**Exercise**
Find the lines below that contain the string "Output". Copy each one.

**Records for processing**

-*-

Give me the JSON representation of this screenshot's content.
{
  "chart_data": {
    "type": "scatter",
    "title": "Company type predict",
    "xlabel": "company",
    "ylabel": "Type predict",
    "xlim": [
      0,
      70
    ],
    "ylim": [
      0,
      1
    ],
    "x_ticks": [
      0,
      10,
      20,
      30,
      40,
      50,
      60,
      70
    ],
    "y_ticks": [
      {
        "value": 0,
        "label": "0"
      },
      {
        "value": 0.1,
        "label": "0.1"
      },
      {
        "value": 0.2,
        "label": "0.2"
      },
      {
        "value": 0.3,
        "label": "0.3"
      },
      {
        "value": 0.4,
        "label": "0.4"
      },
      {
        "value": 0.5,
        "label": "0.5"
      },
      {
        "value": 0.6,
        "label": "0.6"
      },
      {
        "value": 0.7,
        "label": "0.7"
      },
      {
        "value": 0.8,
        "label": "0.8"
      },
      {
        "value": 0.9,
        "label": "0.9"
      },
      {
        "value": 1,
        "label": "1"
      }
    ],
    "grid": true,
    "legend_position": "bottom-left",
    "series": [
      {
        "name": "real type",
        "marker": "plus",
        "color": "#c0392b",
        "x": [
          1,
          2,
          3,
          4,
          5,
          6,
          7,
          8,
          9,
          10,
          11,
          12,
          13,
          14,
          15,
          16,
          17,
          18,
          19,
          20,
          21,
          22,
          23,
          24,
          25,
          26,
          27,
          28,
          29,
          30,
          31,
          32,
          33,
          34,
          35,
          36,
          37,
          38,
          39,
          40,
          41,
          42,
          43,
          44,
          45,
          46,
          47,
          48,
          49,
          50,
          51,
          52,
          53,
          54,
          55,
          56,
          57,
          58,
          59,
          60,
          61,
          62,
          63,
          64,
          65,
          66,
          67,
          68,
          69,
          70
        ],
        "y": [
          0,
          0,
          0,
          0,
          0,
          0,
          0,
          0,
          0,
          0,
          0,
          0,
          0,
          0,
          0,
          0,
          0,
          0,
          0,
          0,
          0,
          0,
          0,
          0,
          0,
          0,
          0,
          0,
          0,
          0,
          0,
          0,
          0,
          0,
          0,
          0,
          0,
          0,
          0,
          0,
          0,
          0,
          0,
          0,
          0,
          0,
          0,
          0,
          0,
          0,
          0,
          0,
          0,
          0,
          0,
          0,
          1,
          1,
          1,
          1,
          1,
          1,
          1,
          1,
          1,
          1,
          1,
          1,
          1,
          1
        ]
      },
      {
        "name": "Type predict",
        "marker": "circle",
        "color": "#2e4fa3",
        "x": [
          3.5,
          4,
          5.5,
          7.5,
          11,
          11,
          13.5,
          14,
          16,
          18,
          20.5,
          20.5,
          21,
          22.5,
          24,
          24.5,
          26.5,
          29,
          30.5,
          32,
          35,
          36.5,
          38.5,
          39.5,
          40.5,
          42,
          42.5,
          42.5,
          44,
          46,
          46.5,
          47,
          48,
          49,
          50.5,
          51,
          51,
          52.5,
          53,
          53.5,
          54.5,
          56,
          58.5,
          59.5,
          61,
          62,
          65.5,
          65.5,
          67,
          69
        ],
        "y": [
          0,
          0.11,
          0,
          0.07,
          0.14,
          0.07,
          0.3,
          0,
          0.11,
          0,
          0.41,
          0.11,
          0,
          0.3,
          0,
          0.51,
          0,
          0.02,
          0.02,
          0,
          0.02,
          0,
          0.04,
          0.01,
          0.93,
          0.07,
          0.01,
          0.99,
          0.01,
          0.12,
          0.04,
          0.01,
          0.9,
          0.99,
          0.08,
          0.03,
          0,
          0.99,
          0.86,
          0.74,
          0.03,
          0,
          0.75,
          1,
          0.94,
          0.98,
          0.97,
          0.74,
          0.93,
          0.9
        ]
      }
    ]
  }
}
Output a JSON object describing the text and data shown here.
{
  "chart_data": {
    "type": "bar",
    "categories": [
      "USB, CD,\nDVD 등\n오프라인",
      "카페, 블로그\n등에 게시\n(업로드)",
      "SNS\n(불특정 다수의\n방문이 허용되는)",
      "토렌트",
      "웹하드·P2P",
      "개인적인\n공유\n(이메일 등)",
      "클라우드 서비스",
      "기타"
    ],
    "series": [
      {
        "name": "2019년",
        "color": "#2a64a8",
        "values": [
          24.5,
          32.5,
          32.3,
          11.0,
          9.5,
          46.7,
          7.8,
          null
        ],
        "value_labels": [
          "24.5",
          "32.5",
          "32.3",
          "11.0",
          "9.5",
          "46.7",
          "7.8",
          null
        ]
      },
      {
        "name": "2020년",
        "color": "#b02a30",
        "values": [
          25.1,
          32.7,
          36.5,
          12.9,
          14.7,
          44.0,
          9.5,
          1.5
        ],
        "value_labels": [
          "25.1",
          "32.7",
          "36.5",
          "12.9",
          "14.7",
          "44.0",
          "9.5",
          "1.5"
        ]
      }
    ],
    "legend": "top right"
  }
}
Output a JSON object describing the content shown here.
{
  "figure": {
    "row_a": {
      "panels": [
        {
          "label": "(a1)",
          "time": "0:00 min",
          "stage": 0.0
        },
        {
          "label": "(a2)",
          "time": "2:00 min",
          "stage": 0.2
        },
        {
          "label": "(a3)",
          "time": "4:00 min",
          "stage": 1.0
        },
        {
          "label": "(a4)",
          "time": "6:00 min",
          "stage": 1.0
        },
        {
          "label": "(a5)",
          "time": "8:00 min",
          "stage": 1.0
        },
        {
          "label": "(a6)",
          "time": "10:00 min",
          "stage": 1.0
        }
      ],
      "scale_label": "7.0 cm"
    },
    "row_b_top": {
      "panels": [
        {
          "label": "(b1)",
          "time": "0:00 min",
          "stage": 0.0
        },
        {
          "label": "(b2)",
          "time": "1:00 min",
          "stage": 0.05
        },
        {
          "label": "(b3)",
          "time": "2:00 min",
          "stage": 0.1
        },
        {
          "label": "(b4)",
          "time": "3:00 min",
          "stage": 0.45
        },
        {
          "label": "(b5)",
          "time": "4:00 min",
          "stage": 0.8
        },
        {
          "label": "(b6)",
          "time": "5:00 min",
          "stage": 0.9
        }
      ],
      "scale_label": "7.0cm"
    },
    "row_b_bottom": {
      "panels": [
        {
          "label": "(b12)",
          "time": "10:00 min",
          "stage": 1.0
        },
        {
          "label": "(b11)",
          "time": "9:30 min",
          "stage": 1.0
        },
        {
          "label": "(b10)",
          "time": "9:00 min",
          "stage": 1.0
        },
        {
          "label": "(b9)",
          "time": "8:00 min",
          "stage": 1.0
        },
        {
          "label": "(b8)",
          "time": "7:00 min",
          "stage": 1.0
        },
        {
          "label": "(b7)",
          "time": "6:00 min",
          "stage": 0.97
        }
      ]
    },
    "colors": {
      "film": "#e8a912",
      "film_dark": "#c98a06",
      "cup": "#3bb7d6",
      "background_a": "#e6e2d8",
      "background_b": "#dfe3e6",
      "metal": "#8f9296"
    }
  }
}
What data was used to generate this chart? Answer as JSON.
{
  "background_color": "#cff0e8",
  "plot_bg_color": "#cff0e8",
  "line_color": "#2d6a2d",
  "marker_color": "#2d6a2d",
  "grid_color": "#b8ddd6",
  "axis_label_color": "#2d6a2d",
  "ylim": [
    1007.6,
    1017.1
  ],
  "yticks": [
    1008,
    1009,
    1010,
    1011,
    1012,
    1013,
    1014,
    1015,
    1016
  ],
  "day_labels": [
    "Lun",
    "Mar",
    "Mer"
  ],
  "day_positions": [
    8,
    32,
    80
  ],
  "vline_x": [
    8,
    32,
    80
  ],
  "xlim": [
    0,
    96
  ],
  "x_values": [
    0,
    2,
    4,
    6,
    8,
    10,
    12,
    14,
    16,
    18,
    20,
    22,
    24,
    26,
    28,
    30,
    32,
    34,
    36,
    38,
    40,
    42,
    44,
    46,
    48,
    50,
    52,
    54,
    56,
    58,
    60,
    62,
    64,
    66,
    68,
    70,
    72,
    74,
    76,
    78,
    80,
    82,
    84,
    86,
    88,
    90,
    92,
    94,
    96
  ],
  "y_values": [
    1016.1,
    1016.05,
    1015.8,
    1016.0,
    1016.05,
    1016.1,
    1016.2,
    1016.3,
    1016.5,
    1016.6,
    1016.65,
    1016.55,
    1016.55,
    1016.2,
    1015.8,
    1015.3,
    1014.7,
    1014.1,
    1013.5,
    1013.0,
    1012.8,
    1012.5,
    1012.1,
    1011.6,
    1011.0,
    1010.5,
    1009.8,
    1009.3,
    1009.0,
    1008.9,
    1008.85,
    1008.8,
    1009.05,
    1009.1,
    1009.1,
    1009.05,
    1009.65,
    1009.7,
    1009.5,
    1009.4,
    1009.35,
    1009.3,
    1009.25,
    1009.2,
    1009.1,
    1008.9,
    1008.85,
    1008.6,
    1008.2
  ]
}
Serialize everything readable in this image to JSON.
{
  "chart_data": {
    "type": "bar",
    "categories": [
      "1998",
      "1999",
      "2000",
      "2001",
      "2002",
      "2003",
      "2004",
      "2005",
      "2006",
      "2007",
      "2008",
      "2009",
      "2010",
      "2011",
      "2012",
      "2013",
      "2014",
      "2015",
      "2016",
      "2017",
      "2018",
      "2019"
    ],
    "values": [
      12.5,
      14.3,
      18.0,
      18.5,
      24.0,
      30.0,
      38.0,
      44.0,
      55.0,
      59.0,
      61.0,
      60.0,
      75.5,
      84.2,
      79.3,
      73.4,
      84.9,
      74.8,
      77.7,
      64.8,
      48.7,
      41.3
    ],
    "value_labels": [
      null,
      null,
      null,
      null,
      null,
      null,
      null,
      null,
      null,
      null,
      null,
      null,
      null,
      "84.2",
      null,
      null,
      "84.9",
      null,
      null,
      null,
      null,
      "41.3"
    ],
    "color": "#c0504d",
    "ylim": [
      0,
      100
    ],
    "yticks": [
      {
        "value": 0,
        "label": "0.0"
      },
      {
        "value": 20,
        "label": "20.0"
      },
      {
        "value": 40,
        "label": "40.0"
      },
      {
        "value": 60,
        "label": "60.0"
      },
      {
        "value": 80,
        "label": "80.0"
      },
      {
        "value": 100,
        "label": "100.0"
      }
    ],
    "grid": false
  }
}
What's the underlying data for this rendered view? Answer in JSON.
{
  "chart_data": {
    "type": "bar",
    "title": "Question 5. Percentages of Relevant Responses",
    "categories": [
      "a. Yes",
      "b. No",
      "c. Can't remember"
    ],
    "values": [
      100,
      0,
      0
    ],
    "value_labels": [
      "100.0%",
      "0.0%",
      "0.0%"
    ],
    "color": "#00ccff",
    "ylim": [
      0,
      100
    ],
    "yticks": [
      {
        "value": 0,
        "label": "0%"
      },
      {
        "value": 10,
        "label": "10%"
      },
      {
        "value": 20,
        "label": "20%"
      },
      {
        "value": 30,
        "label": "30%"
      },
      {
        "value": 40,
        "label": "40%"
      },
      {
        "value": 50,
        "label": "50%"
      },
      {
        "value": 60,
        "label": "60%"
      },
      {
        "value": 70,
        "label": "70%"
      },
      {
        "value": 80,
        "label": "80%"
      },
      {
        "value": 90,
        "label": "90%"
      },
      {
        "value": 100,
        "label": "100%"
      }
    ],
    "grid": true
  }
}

-*-

**Answer in full**
Output a JSON object describing the text and data shown here.
Output a JSON object describing the content shown here.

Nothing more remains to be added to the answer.